(Saved entries)
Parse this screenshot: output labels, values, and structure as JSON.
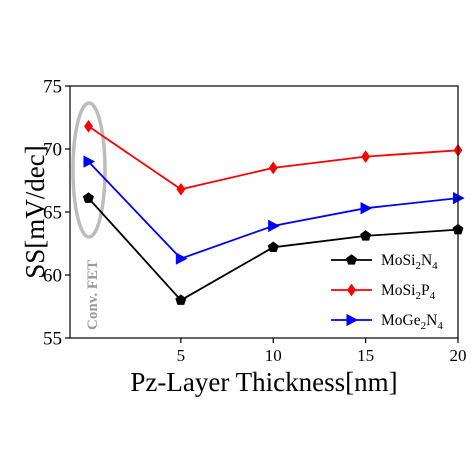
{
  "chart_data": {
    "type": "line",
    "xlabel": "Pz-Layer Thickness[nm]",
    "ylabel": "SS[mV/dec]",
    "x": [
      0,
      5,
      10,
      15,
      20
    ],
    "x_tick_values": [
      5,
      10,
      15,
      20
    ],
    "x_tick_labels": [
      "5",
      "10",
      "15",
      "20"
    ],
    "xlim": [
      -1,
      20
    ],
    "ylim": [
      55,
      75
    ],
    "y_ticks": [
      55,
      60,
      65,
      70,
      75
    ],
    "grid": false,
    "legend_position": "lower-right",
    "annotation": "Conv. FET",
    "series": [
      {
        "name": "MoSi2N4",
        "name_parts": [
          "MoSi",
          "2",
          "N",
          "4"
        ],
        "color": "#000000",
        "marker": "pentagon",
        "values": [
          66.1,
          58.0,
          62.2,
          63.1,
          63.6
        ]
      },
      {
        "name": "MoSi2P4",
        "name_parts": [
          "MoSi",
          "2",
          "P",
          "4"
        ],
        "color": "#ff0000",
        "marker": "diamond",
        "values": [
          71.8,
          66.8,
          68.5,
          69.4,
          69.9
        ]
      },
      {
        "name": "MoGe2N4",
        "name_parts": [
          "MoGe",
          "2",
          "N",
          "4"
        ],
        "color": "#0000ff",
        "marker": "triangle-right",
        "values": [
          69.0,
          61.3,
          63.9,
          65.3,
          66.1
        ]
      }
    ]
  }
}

DIRECTIONS>
Could you reproduce every record above exactly, leaving out the pictures?

FINAL RESULT>
Parse this screenshot: output labels, values, and structure as JSON.
{
  "chart_data": {
    "type": "line",
    "xlabel": "Pz-Layer Thickness[nm]",
    "ylabel": "SS[mV/dec]",
    "x": [
      0,
      5,
      10,
      15,
      20
    ],
    "x_tick_values": [
      5,
      10,
      15,
      20
    ],
    "x_tick_labels": [
      "5",
      "10",
      "15",
      "20"
    ],
    "xlim": [
      -1,
      20
    ],
    "ylim": [
      55,
      75
    ],
    "y_ticks": [
      55,
      60,
      65,
      70,
      75
    ],
    "grid": false,
    "legend_position": "lower-right",
    "annotation": "Conv. FET",
    "series": [
      {
        "name": "MoSi2N4",
        "name_parts": [
          "MoSi",
          "2",
          "N",
          "4"
        ],
        "color": "#000000",
        "marker": "pentagon",
        "values": [
          66.1,
          58.0,
          62.2,
          63.1,
          63.6
        ]
      },
      {
        "name": "MoSi2P4",
        "name_parts": [
          "MoSi",
          "2",
          "P",
          "4"
        ],
        "color": "#ff0000",
        "marker": "diamond",
        "values": [
          71.8,
          66.8,
          68.5,
          69.4,
          69.9
        ]
      },
      {
        "name": "MoGe2N4",
        "name_parts": [
          "MoGe",
          "2",
          "N",
          "4"
        ],
        "color": "#0000ff",
        "marker": "triangle-right",
        "values": [
          69.0,
          61.3,
          63.9,
          65.3,
          66.1
        ]
      }
    ]
  }
}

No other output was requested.